### Instructions for the task
Restate the full listing word for word and leave the pictures out.
── Information given
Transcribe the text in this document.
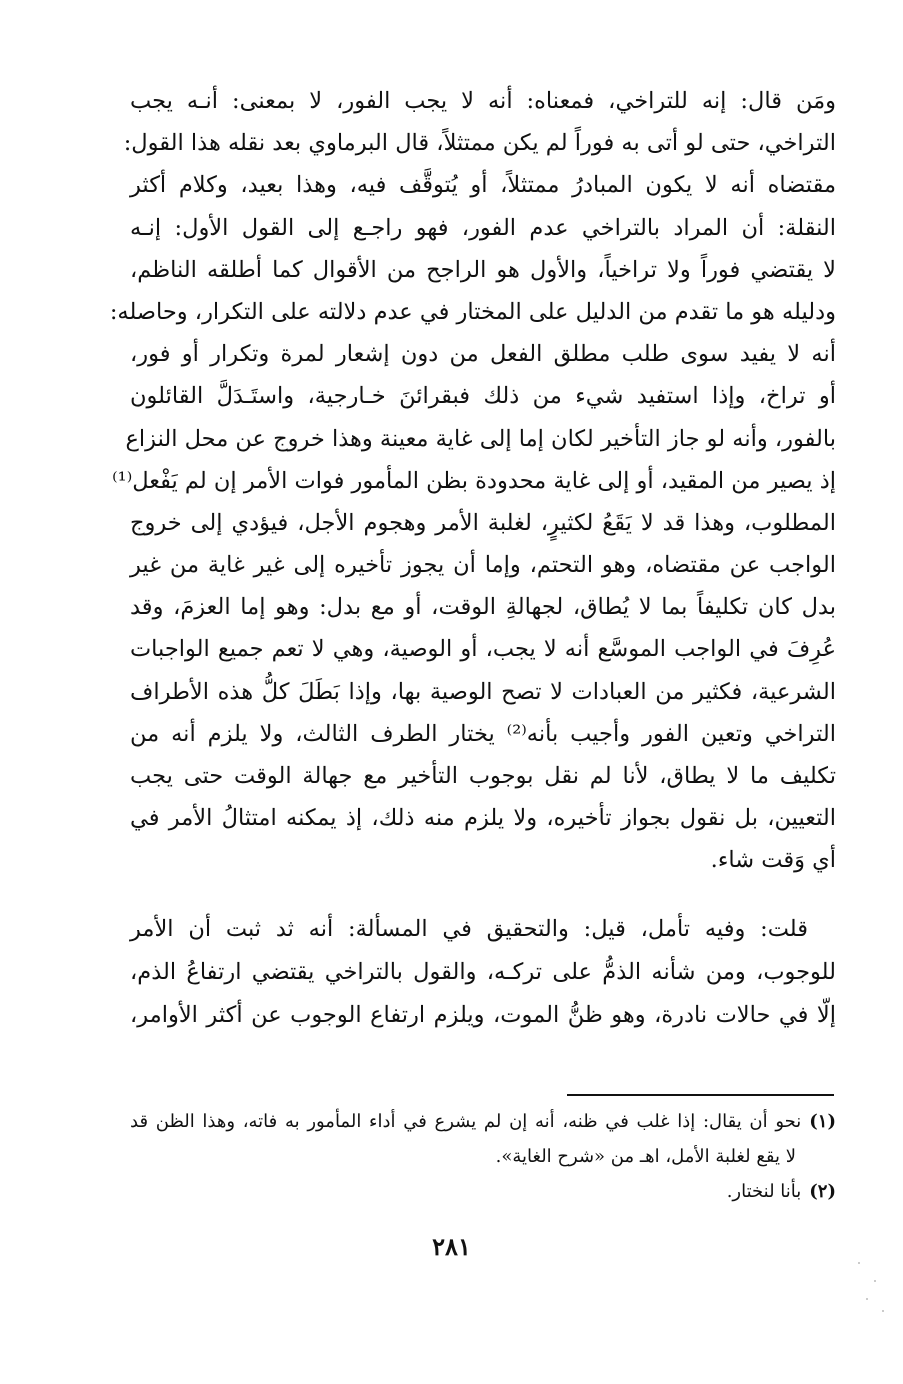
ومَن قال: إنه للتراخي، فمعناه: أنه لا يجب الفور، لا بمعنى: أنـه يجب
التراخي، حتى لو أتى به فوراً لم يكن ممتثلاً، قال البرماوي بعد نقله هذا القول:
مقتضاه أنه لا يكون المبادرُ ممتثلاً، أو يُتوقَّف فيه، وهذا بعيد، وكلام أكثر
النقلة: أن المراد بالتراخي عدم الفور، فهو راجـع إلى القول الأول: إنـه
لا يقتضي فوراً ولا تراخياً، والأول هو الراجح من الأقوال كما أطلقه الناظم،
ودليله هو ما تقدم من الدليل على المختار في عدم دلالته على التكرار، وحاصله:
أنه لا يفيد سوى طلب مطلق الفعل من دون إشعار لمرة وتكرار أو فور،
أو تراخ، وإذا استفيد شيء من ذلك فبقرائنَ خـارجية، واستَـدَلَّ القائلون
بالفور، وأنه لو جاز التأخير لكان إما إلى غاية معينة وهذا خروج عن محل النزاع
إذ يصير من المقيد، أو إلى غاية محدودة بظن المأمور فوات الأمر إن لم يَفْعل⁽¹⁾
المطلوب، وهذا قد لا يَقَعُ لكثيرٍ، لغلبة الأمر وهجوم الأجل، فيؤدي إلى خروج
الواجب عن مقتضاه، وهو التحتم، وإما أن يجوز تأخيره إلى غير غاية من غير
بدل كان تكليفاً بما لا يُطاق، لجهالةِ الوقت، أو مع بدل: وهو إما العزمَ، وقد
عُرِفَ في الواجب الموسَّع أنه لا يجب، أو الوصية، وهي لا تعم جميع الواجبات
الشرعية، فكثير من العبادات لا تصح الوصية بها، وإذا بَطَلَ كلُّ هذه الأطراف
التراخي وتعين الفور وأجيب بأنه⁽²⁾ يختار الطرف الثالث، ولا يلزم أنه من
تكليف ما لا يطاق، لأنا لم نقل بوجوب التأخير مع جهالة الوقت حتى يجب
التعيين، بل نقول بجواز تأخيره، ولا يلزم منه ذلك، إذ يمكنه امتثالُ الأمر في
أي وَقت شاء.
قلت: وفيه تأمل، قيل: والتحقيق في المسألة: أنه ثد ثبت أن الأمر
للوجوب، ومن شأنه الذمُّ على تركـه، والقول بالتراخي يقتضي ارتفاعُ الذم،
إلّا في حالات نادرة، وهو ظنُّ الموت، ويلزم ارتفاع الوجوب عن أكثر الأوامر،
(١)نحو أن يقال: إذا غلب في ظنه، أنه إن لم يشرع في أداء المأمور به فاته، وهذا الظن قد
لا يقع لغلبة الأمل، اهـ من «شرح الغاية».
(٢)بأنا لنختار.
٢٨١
────
### Answer
Transcribe the text in this document.
ومَن قال: إنه للتراخي، فمعناه: أنه لا يجب الفور، لا بمعنى: أنـه يجب
التراخي، حتى لو أتى به فوراً لم يكن ممتثلاً، قال البرماوي بعد نقله هذا القول:
مقتضاه أنه لا يكون المبادرُ ممتثلاً، أو يُتوقَّف فيه، وهذا بعيد، وكلام أكثر
النقلة: أن المراد بالتراخي عدم الفور، فهو راجـع إلى القول الأول: إنـه
لا يقتضي فوراً ولا تراخياً، والأول هو الراجح من الأقوال كما أطلقه الناظم،
ودليله هو ما تقدم من الدليل على المختار في عدم دلالته على التكرار، وحاصله:
أنه لا يفيد سوى طلب مطلق الفعل من دون إشعار لمرة وتكرار أو فور،
أو تراخ، وإذا استفيد شيء من ذلك فبقرائنَ خـارجية، واستَـدَلَّ القائلون
بالفور، وأنه لو جاز التأخير لكان إما إلى غاية معينة وهذا خروج عن محل النزاع
إذ يصير من المقيد، أو إلى غاية محدودة بظن المأمور فوات الأمر إن لم يَفْعل⁽¹⁾
المطلوب، وهذا قد لا يَقَعُ لكثيرٍ، لغلبة الأمر وهجوم الأجل، فيؤدي إلى خروج
الواجب عن مقتضاه، وهو التحتم، وإما أن يجوز تأخيره إلى غير غاية من غير
بدل كان تكليفاً بما لا يُطاق، لجهالةِ الوقت، أو مع بدل: وهو إما العزمَ، وقد
عُرِفَ في الواجب الموسَّع أنه لا يجب، أو الوصية، وهي لا تعم جميع الواجبات
الشرعية، فكثير من العبادات لا تصح الوصية بها، وإذا بَطَلَ كلُّ هذه الأطراف
التراخي وتعين الفور وأجيب بأنه⁽²⁾ يختار الطرف الثالث، ولا يلزم أنه من
تكليف ما لا يطاق، لأنا لم نقل بوجوب التأخير مع جهالة الوقت حتى يجب
التعيين، بل نقول بجواز تأخيره، ولا يلزم منه ذلك، إذ يمكنه امتثالُ الأمر في
أي وَقت شاء.
قلت: وفيه تأمل، قيل: والتحقيق في المسألة: أنه ثد ثبت أن الأمر
للوجوب، ومن شأنه الذمُّ على تركـه، والقول بالتراخي يقتضي ارتفاعُ الذم،
إلّا في حالات نادرة، وهو ظنُّ الموت، ويلزم ارتفاع الوجوب عن أكثر الأوامر،
(١)نحو أن يقال: إذا غلب في ظنه، أنه إن لم يشرع في أداء المأمور به فاته، وهذا الظن قد
لا يقع لغلبة الأمل، اهـ من «شرح الغاية».
(٢)بأنا لنختار.
٢٨١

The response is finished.